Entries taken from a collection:
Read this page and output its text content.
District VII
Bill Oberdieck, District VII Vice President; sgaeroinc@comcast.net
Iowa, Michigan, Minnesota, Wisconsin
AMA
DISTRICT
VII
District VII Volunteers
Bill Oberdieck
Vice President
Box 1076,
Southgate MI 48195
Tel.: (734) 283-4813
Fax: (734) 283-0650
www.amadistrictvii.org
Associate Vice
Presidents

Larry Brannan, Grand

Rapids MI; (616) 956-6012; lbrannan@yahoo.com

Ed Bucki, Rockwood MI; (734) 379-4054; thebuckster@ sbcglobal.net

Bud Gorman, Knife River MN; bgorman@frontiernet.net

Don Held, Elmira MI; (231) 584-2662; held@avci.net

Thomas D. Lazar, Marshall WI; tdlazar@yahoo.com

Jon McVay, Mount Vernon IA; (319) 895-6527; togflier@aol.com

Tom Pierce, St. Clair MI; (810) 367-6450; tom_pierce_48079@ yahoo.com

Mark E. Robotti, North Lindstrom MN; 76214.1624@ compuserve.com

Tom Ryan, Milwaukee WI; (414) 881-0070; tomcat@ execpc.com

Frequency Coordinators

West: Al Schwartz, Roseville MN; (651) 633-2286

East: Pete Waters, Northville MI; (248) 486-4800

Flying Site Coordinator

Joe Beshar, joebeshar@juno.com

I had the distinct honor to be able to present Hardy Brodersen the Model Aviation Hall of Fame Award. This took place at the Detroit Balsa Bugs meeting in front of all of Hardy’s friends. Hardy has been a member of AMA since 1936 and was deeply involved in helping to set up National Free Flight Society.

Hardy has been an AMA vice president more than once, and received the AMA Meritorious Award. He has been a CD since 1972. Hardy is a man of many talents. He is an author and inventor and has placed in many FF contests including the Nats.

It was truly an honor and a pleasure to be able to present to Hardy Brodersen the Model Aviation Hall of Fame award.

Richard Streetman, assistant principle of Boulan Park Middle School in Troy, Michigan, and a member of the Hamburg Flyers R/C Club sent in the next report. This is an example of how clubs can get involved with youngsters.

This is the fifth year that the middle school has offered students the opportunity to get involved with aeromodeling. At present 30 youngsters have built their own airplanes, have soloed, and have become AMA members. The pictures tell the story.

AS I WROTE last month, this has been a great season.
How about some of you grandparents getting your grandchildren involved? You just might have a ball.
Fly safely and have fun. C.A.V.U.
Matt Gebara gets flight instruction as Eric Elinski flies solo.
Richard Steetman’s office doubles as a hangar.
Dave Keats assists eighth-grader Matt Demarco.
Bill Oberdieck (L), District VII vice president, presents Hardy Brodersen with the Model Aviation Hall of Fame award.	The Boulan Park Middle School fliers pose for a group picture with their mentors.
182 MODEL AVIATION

**Direction**: Check each line of the records above for the string "Oberdieck", and report every line that has it.

**Exercise answer**:
Bill Oberdieck, District VII Vice President; sgaeroinc@comcast.net
Bill Oberdieck
Bill Oberdieck (L), District VII vice president, presents Hardy Brodersen with the Model Aviation Hall of Fame award.	The Boulan Park Middle School fliers pose for a group picture with their mentors.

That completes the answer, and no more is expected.